--- Start ENTRIES SUPPLIED ---

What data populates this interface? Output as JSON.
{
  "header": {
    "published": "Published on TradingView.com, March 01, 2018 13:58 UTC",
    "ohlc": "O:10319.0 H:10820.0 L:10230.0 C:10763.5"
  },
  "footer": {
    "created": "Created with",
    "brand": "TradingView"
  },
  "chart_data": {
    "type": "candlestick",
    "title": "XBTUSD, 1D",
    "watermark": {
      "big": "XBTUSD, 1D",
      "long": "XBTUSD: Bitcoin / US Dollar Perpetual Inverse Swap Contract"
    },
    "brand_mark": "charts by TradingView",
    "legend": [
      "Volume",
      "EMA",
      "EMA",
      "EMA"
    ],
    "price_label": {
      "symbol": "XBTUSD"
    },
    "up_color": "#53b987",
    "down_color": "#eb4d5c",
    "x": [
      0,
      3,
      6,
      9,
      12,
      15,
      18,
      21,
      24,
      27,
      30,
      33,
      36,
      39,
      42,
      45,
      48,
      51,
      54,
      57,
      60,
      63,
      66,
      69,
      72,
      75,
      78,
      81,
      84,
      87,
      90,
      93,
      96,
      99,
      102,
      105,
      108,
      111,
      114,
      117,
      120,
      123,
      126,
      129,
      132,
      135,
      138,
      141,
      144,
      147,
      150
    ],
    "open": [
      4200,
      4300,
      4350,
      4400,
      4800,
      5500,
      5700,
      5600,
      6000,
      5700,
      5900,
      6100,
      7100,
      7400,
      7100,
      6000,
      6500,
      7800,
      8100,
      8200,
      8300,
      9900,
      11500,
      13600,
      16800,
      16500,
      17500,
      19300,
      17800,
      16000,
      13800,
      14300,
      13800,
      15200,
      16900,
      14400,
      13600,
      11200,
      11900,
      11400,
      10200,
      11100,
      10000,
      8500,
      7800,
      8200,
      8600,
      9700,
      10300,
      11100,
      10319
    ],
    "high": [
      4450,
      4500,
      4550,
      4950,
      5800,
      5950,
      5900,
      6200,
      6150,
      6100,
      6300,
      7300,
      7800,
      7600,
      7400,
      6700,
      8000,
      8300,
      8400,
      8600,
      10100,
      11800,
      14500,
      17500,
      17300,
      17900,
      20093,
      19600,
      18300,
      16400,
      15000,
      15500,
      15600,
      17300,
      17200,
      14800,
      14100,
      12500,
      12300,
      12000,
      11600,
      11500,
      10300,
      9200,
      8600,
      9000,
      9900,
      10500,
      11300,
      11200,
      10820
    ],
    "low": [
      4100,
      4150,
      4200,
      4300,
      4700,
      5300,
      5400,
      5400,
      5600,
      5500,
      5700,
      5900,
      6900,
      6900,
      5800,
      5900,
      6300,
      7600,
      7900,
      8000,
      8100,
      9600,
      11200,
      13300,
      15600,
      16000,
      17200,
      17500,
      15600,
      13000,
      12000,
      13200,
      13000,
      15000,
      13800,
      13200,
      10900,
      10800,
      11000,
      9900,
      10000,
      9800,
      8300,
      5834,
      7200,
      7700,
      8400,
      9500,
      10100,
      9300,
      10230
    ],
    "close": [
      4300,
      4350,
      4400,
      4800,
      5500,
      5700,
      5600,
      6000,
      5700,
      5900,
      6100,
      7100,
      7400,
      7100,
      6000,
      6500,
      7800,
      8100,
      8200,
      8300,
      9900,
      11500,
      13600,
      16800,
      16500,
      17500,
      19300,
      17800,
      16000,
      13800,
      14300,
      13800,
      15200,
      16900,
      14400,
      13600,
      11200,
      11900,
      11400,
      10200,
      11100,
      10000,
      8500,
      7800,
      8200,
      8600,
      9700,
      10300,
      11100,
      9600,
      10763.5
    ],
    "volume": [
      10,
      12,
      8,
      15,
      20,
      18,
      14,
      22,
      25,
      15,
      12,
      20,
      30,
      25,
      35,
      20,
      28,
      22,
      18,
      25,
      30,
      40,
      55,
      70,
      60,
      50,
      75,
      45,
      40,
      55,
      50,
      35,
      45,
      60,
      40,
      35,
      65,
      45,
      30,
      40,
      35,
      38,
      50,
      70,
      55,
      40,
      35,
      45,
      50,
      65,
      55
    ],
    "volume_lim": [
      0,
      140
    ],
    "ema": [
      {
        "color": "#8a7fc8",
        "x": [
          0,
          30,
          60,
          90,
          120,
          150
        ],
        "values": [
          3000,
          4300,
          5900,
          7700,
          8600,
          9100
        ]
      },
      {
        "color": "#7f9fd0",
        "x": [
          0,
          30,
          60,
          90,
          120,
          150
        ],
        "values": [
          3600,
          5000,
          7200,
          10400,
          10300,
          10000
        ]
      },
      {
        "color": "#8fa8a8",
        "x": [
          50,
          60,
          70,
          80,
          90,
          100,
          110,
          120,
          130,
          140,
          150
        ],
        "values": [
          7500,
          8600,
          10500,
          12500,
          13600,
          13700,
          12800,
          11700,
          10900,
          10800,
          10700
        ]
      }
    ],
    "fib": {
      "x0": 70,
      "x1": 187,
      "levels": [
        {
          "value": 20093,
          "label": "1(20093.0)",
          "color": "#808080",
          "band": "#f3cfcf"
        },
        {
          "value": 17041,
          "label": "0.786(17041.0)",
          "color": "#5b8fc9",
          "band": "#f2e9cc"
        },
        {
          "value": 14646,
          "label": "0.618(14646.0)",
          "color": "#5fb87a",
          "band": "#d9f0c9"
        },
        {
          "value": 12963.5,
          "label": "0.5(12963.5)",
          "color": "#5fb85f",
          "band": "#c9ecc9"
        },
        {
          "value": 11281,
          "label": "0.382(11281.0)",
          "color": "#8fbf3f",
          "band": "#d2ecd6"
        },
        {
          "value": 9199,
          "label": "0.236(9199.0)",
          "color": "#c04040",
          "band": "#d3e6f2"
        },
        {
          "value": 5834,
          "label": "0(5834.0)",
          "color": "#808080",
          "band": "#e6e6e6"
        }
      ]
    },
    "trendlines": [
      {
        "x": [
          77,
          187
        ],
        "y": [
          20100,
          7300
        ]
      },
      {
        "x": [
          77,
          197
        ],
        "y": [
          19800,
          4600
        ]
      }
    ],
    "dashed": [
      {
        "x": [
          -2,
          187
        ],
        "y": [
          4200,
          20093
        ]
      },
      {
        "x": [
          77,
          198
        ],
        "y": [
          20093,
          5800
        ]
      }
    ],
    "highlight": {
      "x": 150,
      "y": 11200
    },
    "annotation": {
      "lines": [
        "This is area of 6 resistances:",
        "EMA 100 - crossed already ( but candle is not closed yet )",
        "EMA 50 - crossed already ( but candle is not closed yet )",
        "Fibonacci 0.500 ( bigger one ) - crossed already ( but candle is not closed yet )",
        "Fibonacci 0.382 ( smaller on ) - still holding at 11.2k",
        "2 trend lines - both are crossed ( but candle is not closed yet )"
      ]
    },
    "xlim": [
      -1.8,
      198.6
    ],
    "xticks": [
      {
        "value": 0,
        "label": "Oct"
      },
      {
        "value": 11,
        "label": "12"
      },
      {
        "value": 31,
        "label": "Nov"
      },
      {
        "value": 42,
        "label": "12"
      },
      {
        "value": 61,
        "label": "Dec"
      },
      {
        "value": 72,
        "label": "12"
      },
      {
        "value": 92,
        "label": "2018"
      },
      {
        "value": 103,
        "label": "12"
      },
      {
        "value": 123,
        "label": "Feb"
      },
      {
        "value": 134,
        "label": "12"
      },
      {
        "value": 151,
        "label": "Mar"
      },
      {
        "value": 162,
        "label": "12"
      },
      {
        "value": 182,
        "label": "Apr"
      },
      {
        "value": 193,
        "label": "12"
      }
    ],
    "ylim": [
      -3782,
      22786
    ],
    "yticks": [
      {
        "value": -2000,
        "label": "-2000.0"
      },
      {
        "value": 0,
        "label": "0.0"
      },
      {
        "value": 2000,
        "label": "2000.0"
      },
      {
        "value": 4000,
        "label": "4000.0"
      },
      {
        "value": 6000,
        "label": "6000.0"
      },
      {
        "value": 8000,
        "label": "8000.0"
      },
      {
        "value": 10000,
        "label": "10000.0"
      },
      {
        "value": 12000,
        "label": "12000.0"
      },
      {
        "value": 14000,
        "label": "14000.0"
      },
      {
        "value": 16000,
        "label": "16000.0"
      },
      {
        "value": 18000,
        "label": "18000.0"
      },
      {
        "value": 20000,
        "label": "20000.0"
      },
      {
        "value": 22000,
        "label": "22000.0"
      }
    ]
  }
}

--- End ENTRIES SUPPLIED ---
--- Start ENTRIES SUPPLIED ---

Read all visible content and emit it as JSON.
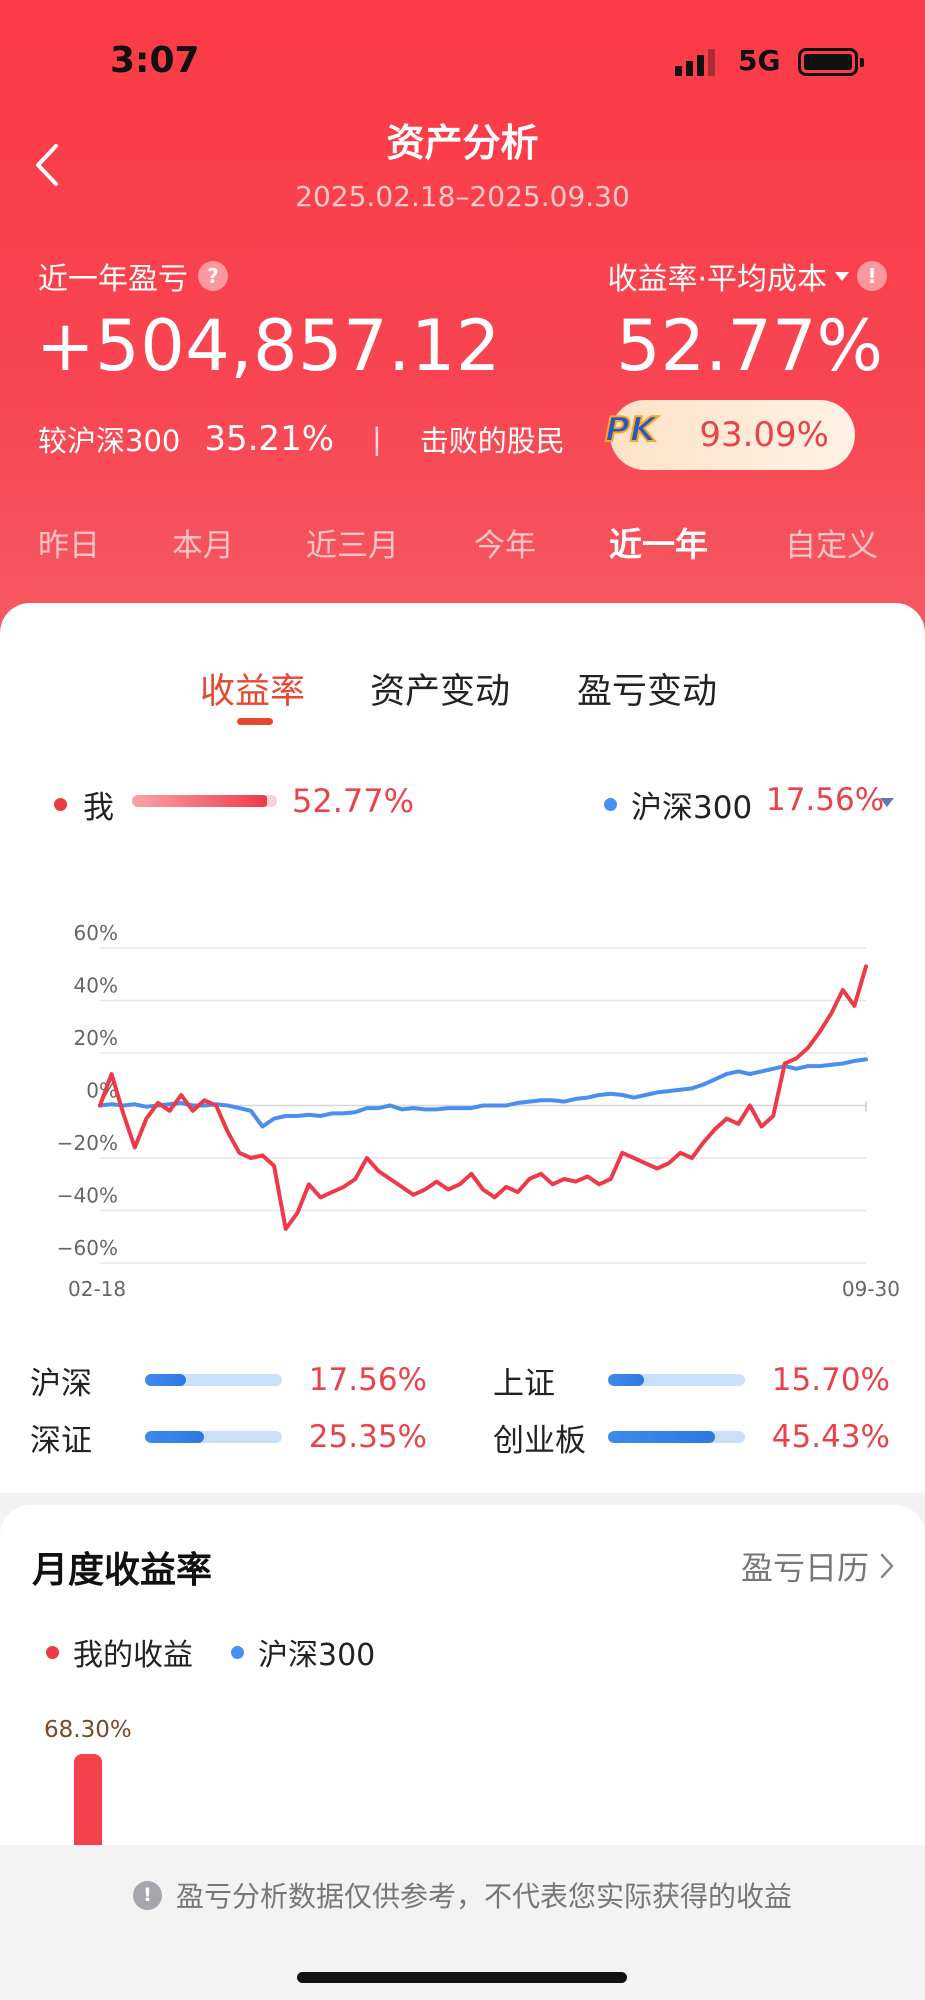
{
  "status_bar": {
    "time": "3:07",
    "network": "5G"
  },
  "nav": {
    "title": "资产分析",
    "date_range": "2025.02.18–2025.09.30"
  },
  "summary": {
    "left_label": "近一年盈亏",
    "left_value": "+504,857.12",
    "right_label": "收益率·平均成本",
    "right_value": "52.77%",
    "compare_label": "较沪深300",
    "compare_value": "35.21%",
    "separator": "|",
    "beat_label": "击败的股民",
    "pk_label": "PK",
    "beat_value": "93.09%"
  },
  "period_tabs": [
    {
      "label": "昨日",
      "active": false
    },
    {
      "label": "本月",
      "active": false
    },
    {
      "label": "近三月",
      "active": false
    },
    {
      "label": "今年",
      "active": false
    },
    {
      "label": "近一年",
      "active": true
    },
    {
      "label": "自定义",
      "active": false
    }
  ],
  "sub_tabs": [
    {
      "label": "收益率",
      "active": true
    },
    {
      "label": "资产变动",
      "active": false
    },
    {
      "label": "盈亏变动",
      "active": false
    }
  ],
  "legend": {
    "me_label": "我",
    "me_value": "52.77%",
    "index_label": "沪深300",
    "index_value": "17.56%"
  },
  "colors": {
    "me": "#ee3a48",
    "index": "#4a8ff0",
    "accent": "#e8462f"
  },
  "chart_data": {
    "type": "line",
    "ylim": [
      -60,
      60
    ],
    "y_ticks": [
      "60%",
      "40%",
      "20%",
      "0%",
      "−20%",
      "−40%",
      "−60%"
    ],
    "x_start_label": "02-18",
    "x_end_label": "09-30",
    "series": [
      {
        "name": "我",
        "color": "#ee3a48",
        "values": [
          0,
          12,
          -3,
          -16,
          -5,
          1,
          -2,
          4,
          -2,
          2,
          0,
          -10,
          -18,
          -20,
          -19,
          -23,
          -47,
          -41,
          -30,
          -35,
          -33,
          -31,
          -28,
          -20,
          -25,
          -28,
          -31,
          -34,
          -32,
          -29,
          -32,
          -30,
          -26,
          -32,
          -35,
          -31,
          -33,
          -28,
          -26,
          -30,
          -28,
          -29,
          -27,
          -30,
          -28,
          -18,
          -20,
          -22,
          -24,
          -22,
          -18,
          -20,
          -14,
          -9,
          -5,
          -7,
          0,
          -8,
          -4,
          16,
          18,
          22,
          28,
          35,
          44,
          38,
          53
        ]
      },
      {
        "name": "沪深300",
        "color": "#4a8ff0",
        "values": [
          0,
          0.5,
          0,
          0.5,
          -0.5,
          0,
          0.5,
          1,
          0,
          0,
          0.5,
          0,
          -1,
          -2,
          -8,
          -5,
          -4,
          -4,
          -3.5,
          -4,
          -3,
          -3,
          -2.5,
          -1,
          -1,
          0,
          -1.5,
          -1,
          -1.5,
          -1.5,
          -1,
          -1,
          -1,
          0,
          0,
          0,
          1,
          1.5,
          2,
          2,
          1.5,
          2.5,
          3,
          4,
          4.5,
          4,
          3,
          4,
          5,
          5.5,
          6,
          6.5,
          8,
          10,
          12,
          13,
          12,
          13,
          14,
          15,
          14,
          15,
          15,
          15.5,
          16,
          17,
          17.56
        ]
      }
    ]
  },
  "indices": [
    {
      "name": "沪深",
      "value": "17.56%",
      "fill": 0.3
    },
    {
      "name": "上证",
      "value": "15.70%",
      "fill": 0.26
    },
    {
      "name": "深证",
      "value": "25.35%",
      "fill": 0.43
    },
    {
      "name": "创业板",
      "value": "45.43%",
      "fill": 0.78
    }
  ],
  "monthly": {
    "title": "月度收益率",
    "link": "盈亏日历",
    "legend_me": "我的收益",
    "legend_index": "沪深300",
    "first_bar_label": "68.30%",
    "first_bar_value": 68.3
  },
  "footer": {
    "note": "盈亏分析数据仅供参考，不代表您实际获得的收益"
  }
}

--- End ENTRIES SUPPLIED ---

■ **SET TASK**
Check each line above for the string "closed", then copy the ones that have it.

■ **IN RESPONSE**
        "EMA 100 - crossed already ( but candle is not closed yet )",
        "EMA 50 - crossed already ( but candle is not closed yet )",
        "Fibonacci 0.500 ( bigger one ) - crossed already ( but candle is not closed yet )",
        "2 trend lines - both are crossed ( but candle is not closed yet )"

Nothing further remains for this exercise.